Aim of the task
Show each line of the data below that has the string "icon" in it.

* Start *

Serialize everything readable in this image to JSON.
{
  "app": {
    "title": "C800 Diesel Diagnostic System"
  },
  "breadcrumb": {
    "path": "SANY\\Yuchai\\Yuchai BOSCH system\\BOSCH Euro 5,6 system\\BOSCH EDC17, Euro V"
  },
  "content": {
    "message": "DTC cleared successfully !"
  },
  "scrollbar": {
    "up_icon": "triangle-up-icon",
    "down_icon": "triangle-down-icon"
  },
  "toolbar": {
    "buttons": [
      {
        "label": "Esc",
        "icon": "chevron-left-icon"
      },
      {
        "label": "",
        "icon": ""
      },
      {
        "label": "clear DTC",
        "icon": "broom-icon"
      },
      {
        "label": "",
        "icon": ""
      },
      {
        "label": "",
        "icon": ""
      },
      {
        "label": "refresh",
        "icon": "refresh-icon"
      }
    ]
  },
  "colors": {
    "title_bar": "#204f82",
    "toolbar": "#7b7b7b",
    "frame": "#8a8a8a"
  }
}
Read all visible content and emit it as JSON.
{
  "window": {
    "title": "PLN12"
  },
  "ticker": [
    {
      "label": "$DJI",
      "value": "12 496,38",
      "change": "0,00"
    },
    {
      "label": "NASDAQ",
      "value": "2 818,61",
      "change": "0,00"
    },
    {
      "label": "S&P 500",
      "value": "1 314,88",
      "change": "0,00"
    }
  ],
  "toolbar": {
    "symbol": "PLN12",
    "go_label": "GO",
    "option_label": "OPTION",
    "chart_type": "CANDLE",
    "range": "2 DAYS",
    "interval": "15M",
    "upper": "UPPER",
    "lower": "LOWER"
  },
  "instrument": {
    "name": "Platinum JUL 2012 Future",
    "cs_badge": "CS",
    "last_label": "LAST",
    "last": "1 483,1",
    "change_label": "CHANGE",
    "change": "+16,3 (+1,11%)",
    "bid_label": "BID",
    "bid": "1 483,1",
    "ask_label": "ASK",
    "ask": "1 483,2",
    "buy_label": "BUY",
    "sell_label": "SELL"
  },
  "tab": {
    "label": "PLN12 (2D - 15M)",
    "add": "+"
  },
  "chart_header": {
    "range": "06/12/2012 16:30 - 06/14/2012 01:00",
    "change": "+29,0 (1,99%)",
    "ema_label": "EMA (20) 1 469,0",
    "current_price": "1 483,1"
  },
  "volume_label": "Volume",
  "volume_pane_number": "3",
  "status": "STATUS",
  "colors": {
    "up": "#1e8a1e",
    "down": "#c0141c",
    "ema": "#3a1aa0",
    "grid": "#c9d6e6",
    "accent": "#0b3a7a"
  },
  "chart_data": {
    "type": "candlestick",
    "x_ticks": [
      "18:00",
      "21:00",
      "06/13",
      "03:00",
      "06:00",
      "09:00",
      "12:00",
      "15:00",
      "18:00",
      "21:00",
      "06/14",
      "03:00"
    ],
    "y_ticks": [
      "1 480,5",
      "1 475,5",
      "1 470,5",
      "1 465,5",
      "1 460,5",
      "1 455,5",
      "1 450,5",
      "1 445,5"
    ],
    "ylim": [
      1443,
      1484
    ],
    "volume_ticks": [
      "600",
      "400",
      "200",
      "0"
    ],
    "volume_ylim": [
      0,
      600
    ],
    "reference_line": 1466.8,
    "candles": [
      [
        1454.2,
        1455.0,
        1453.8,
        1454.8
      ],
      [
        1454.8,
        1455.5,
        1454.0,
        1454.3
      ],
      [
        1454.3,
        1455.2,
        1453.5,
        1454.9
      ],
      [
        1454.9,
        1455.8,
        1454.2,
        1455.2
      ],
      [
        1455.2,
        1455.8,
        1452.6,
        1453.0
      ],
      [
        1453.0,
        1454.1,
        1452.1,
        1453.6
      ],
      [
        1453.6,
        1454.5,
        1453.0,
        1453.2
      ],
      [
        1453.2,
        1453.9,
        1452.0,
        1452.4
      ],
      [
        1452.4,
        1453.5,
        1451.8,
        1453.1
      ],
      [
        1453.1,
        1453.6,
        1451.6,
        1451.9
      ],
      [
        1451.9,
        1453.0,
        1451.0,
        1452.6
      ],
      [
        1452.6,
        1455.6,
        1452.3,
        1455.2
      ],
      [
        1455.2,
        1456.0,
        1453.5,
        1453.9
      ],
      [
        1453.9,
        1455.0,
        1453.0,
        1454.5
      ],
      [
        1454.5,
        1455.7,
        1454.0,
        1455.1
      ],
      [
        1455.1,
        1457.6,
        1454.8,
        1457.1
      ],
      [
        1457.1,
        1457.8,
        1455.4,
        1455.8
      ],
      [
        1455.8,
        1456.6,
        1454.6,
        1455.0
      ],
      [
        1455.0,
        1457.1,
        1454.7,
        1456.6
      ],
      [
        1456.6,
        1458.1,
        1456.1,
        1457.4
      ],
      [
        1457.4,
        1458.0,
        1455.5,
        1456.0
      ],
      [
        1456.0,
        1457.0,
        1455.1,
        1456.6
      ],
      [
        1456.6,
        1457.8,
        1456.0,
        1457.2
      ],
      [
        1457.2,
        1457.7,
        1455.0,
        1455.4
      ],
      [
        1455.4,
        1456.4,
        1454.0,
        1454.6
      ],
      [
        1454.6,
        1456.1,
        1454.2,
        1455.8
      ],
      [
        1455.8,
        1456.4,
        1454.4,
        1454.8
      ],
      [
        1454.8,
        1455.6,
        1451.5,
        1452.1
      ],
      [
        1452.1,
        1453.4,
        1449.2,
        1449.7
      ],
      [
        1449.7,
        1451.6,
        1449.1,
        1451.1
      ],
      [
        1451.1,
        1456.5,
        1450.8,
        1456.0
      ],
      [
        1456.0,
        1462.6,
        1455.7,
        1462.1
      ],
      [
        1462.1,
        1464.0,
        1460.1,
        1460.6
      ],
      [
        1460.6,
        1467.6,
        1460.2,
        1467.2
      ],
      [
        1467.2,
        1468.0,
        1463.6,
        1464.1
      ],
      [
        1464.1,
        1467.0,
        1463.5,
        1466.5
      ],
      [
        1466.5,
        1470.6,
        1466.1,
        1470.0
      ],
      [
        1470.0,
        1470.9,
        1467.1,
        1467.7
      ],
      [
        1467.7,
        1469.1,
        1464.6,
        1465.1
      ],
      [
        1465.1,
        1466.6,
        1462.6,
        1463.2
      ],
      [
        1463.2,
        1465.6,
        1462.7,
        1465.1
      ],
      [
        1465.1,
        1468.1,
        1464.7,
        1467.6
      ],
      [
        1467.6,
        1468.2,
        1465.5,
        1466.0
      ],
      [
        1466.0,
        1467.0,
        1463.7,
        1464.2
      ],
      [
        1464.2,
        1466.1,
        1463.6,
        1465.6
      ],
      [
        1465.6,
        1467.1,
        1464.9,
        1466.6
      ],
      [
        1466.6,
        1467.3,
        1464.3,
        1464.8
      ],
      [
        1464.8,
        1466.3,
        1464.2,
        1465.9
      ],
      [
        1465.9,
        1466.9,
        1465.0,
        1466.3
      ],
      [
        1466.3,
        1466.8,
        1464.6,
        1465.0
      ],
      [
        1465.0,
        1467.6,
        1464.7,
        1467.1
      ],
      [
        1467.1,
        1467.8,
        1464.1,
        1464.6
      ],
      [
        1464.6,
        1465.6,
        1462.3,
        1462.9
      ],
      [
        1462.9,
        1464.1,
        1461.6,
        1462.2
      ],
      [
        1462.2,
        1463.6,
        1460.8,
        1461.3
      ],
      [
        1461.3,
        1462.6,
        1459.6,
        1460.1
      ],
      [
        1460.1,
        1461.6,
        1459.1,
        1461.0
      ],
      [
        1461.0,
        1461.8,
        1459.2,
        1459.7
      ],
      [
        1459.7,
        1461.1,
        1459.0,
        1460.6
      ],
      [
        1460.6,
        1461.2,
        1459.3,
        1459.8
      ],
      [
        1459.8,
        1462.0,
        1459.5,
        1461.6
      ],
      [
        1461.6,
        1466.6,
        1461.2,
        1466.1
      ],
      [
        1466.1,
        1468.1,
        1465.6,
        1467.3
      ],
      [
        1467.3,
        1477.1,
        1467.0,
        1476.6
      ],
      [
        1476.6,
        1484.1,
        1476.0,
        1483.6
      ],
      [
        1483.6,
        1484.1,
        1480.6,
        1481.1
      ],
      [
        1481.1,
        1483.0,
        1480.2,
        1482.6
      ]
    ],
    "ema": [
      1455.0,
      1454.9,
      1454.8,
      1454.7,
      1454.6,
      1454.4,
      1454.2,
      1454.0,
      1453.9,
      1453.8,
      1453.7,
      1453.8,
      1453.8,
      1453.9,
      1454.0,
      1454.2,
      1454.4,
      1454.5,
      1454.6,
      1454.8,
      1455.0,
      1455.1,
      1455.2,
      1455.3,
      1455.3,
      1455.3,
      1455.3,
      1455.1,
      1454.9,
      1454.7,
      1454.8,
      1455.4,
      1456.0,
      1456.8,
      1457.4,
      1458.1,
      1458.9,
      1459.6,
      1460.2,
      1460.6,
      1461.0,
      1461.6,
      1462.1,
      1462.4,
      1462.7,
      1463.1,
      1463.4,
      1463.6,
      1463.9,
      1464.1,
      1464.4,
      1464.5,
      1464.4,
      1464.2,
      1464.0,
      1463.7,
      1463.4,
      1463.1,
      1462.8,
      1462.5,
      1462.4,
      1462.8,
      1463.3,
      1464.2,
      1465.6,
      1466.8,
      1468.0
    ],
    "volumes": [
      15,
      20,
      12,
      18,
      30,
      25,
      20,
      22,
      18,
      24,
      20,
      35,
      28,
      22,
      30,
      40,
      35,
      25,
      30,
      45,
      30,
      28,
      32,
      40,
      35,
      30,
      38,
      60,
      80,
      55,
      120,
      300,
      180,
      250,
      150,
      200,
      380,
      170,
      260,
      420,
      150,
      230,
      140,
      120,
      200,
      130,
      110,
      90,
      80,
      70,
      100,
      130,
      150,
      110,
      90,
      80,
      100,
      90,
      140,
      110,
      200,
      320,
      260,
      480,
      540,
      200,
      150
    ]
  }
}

* End *

Finished exercise
    "up_icon": "triangle-up-icon",
    "down_icon": "triangle-down-icon"
        "icon": "chevron-left-icon"
        "icon": ""
        "icon": "broom-icon"
        "icon": ""
        "icon": ""
        "icon": "refresh-icon"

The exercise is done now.